____ Task material

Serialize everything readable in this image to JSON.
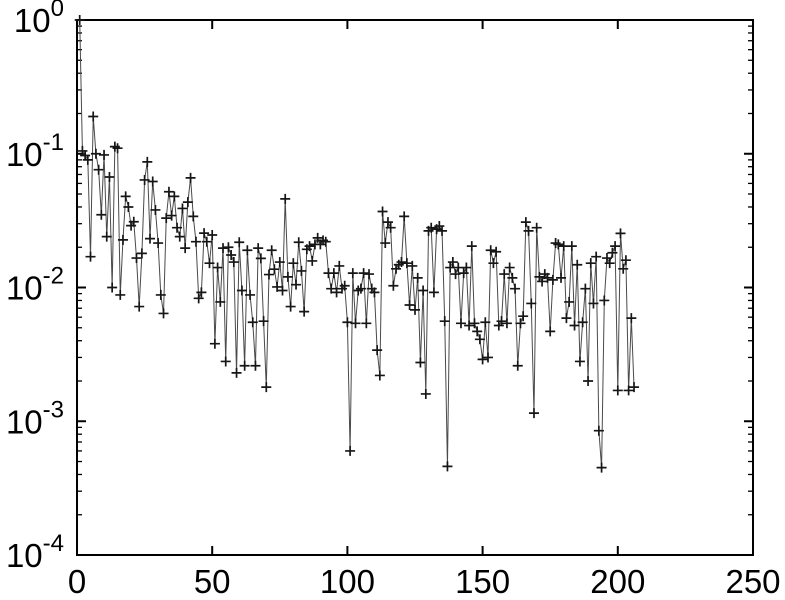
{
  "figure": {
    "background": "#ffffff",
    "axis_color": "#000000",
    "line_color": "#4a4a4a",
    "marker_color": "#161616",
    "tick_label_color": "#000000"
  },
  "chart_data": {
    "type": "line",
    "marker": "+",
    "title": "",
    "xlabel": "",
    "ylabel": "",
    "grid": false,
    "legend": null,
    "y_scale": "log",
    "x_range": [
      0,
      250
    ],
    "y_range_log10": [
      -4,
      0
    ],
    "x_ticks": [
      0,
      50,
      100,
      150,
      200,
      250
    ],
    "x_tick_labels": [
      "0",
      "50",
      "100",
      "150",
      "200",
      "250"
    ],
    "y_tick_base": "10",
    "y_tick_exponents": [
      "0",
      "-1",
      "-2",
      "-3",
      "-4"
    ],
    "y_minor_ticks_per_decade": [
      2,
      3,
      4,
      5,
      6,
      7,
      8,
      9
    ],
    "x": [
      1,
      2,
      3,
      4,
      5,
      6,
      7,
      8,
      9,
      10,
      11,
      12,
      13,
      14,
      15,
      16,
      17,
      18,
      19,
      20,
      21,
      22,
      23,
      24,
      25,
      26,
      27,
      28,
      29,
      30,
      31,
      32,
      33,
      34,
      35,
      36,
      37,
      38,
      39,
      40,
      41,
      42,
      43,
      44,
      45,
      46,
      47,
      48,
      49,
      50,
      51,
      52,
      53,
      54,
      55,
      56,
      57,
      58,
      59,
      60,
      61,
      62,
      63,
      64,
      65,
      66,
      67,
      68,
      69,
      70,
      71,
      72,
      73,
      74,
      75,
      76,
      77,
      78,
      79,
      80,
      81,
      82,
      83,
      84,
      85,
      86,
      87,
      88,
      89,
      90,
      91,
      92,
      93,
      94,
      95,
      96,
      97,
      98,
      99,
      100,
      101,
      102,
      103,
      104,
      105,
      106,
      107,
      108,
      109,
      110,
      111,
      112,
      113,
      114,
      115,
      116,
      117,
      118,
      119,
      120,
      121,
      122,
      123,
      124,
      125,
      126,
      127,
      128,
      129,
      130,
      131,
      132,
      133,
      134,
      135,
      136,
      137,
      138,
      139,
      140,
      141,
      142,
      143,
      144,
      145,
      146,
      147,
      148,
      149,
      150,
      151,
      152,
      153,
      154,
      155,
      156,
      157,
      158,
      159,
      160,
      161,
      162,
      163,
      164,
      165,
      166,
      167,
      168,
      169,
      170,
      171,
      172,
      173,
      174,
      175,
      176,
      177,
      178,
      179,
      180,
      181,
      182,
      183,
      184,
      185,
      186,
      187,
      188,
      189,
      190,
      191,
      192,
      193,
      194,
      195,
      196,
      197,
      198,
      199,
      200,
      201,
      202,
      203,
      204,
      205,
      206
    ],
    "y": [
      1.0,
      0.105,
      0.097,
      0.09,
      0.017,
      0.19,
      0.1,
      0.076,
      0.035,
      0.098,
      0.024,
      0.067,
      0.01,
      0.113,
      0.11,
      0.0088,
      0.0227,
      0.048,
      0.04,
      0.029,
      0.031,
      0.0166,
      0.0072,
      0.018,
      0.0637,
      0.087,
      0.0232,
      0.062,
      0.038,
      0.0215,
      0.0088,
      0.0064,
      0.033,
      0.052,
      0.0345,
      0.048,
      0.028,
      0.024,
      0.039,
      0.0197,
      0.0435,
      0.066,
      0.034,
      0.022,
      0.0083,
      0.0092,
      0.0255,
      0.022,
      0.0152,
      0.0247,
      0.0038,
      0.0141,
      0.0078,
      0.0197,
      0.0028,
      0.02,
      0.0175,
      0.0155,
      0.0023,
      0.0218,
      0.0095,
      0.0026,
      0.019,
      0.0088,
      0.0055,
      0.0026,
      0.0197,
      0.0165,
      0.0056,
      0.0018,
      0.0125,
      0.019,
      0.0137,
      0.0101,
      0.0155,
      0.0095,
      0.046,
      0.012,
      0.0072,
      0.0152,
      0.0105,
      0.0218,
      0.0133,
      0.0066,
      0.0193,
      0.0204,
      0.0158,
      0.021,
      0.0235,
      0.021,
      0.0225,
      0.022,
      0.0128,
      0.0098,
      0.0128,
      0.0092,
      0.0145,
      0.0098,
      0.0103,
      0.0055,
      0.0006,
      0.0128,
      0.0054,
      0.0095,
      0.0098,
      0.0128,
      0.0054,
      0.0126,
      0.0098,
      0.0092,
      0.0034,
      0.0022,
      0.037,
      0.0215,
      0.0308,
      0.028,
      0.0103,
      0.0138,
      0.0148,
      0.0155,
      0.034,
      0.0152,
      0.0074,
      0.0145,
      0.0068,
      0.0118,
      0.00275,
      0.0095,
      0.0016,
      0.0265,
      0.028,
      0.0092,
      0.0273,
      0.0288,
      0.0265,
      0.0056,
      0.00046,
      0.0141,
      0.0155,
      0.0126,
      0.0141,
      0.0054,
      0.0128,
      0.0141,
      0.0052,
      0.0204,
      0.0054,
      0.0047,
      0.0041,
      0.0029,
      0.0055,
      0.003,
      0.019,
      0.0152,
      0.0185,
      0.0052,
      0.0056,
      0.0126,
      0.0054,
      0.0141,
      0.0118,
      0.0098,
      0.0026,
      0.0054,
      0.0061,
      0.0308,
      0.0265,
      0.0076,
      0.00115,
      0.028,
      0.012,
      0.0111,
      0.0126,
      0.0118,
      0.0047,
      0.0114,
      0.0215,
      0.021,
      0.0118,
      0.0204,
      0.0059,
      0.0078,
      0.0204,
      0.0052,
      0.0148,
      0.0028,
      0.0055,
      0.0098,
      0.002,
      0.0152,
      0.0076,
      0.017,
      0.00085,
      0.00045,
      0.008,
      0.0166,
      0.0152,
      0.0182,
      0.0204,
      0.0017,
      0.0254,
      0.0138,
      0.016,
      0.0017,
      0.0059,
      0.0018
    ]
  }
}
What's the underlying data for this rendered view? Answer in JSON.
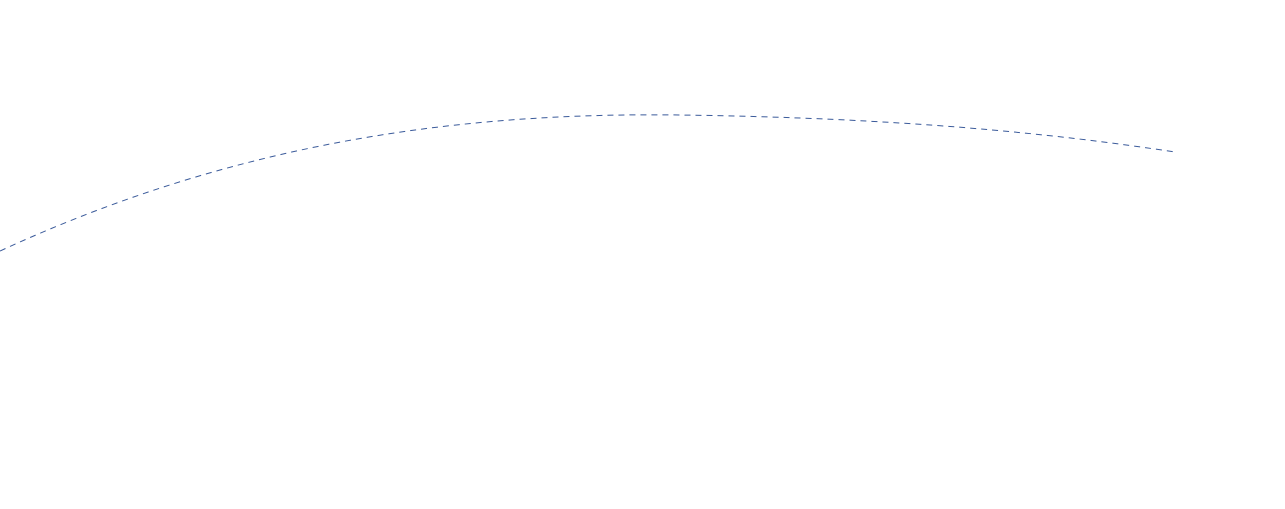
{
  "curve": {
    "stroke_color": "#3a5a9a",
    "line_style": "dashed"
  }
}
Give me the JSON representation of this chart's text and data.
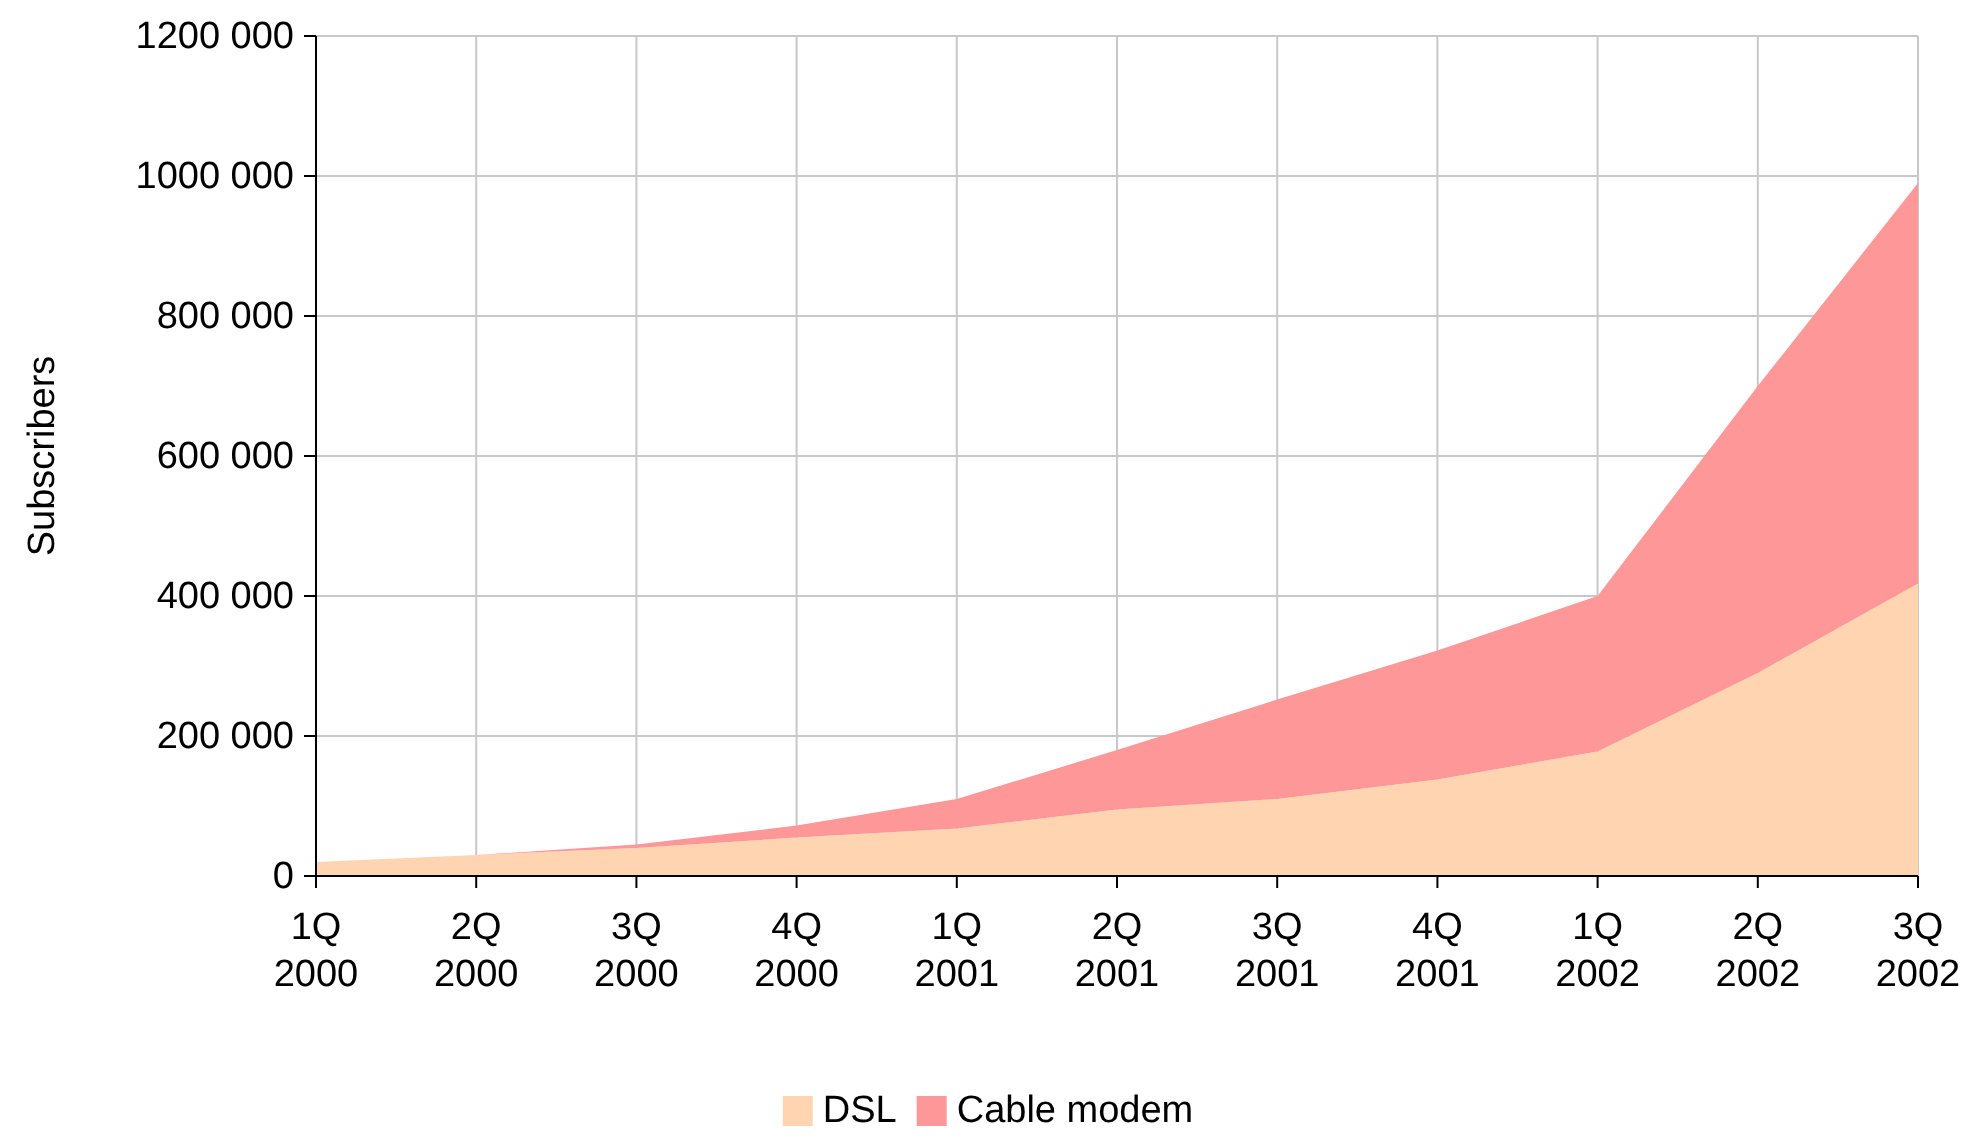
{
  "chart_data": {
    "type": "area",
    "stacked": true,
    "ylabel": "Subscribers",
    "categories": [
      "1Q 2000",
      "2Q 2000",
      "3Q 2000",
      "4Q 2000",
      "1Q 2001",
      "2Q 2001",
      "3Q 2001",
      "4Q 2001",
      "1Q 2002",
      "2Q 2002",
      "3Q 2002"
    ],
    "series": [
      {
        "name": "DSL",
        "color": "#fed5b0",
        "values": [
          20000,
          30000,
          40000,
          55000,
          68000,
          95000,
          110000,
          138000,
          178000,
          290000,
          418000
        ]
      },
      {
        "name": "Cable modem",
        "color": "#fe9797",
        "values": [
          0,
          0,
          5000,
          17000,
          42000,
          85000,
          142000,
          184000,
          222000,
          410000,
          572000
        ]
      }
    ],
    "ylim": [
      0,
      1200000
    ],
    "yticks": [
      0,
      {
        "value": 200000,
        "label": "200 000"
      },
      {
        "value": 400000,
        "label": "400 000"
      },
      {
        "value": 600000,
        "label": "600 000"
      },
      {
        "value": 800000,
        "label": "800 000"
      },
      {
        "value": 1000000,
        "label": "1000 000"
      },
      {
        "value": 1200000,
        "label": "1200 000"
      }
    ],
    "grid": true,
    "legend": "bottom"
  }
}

________

## Exercise brief
Repeat the material above in full and exactly, apart from the pictures.

## Exercise output
Serialize everything readable in this image to JSON.
{
  "figure": {
    "background": "#ffffff",
    "axis_color": "#000000",
    "line_color": "#4a4a4a",
    "marker_color": "#161616",
    "tick_label_color": "#000000"
  },
  "chart_data": {
    "type": "line",
    "marker": "+",
    "title": "",
    "xlabel": "",
    "ylabel": "",
    "grid": false,
    "legend": null,
    "y_scale": "log",
    "x_range": [
      0,
      250
    ],
    "y_range_log10": [
      -4,
      0
    ],
    "x_ticks": [
      0,
      50,
      100,
      150,
      200,
      250
    ],
    "x_tick_labels": [
      "0",
      "50",
      "100",
      "150",
      "200",
      "250"
    ],
    "y_tick_base": "10",
    "y_tick_exponents": [
      "0",
      "-1",
      "-2",
      "-3",
      "-4"
    ],
    "y_minor_ticks_per_decade": [
      2,
      3,
      4,
      5,
      6,
      7,
      8,
      9
    ],
    "x": [
      1,
      2,
      3,
      4,
      5,
      6,
      7,
      8,
      9,
      10,
      11,
      12,
      13,
      14,
      15,
      16,
      17,
      18,
      19,
      20,
      21,
      22,
      23,
      24,
      25,
      26,
      27,
      28,
      29,
      30,
      31,
      32,
      33,
      34,
      35,
      36,
      37,
      38,
      39,
      40,
      41,
      42,
      43,
      44,
      45,
      46,
      47,
      48,
      49,
      50,
      51,
      52,
      53,
      54,
      55,
      56,
      57,
      58,
      59,
      60,
      61,
      62,
      63,
      64,
      65,
      66,
      67,
      68,
      69,
      70,
      71,
      72,
      73,
      74,
      75,
      76,
      77,
      78,
      79,
      80,
      81,
      82,
      83,
      84,
      85,
      86,
      87,
      88,
      89,
      90,
      91,
      92,
      93,
      94,
      95,
      96,
      97,
      98,
      99,
      100,
      101,
      102,
      103,
      104,
      105,
      106,
      107,
      108,
      109,
      110,
      111,
      112,
      113,
      114,
      115,
      116,
      117,
      118,
      119,
      120,
      121,
      122,
      123,
      124,
      125,
      126,
      127,
      128,
      129,
      130,
      131,
      132,
      133,
      134,
      135,
      136,
      137,
      138,
      139,
      140,
      141,
      142,
      143,
      144,
      145,
      146,
      147,
      148,
      149,
      150,
      151,
      152,
      153,
      154,
      155,
      156,
      157,
      158,
      159,
      160,
      161,
      162,
      163,
      164,
      165,
      166,
      167,
      168,
      169,
      170,
      171,
      172,
      173,
      174,
      175,
      176,
      177,
      178,
      179,
      180,
      181,
      182,
      183,
      184,
      185,
      186,
      187,
      188,
      189,
      190,
      191,
      192,
      193,
      194,
      195,
      196,
      197,
      198,
      199,
      200,
      201,
      202,
      203,
      204,
      205,
      206
    ],
    "y": [
      1.0,
      0.105,
      0.097,
      0.09,
      0.017,
      0.19,
      0.1,
      0.076,
      0.035,
      0.098,
      0.024,
      0.067,
      0.01,
      0.113,
      0.11,
      0.0088,
      0.0227,
      0.048,
      0.04,
      0.029,
      0.031,
      0.0166,
      0.0072,
      0.018,
      0.0637,
      0.087,
      0.0232,
      0.062,
      0.038,
      0.0215,
      0.0088,
      0.0064,
      0.033,
      0.052,
      0.0345,
      0.048,
      0.028,
      0.024,
      0.039,
      0.0197,
      0.0435,
      0.066,
      0.034,
      0.022,
      0.0083,
      0.0092,
      0.0255,
      0.022,
      0.0152,
      0.0247,
      0.0038,
      0.0141,
      0.0078,
      0.0197,
      0.0028,
      0.02,
      0.0175,
      0.0155,
      0.0023,
      0.0218,
      0.0095,
      0.0026,
      0.019,
      0.0088,
      0.0055,
      0.0026,
      0.0197,
      0.0165,
      0.0056,
      0.0018,
      0.0125,
      0.019,
      0.0137,
      0.0101,
      0.0155,
      0.0095,
      0.046,
      0.012,
      0.0072,
      0.0152,
      0.0105,
      0.0218,
      0.0133,
      0.0066,
      0.0193,
      0.0204,
      0.0158,
      0.021,
      0.0235,
      0.021,
      0.0225,
      0.022,
      0.0128,
      0.0098,
      0.0128,
      0.0092,
      0.0145,
      0.0098,
      0.0103,
      0.0055,
      0.0006,
      0.0128,
      0.0054,
      0.0095,
      0.0098,
      0.0128,
      0.0054,
      0.0126,
      0.0098,
      0.0092,
      0.0034,
      0.0022,
      0.037,
      0.0215,
      0.0308,
      0.028,
      0.0103,
      0.0138,
      0.0148,
      0.0155,
      0.034,
      0.0152,
      0.0074,
      0.0145,
      0.0068,
      0.0118,
      0.00275,
      0.0095,
      0.0016,
      0.0265,
      0.028,
      0.0092,
      0.0273,
      0.0288,
      0.0265,
      0.0056,
      0.00046,
      0.0141,
      0.0155,
      0.0126,
      0.0141,
      0.0054,
      0.0128,
      0.0141,
      0.0052,
      0.0204,
      0.0054,
      0.0047,
      0.0041,
      0.0029,
      0.0055,
      0.003,
      0.019,
      0.0152,
      0.0185,
      0.0052,
      0.0056,
      0.0126,
      0.0054,
      0.0141,
      0.0118,
      0.0098,
      0.0026,
      0.0054,
      0.0061,
      0.0308,
      0.0265,
      0.0076,
      0.00115,
      0.028,
      0.012,
      0.0111,
      0.0126,
      0.0118,
      0.0047,
      0.0114,
      0.0215,
      0.021,
      0.0118,
      0.0204,
      0.0059,
      0.0078,
      0.0204,
      0.0052,
      0.0148,
      0.0028,
      0.0055,
      0.0098,
      0.002,
      0.0152,
      0.0076,
      0.017,
      0.00085,
      0.00045,
      0.008,
      0.0166,
      0.0152,
      0.0182,
      0.0204,
      0.0017,
      0.0254,
      0.0138,
      0.016,
      0.0017,
      0.0059,
      0.0018
    ]
  }
}
What's the underlying data for this rendered view? Answer in JSON.
{
  "curve": {
    "stroke_color": "#3a5a9a",
    "line_style": "dashed"
  }
}
Give me the JSON representation of this chart's text and data.
{
  "chart_data": {
    "type": "area",
    "stacked": true,
    "ylabel": "Subscribers",
    "categories": [
      "1Q 2000",
      "2Q 2000",
      "3Q 2000",
      "4Q 2000",
      "1Q 2001",
      "2Q 2001",
      "3Q 2001",
      "4Q 2001",
      "1Q 2002",
      "2Q 2002",
      "3Q 2002"
    ],
    "series": [
      {
        "name": "DSL",
        "color": "#fed5b0",
        "values": [
          20000,
          30000,
          40000,
          55000,
          68000,
          95000,
          110000,
          138000,
          178000,
          290000,
          418000
        ]
      },
      {
        "name": "Cable modem",
        "color": "#fe9797",
        "values": [
          0,
          0,
          5000,
          17000,
          42000,
          85000,
          142000,
          184000,
          222000,
          410000,
          572000
        ]
      }
    ],
    "ylim": [
      0,
      1200000
    ],
    "yticks": [
      0,
      {
        "value": 200000,
        "label": "200 000"
      },
      {
        "value": 400000,
        "label": "400 000"
      },
      {
        "value": 600000,
        "label": "600 000"
      },
      {
        "value": 800000,
        "label": "800 000"
      },
      {
        "value": 1000000,
        "label": "1000 000"
      },
      {
        "value": 1200000,
        "label": "1200 000"
      }
    ],
    "grid": true,
    "legend": "bottom"
  }
}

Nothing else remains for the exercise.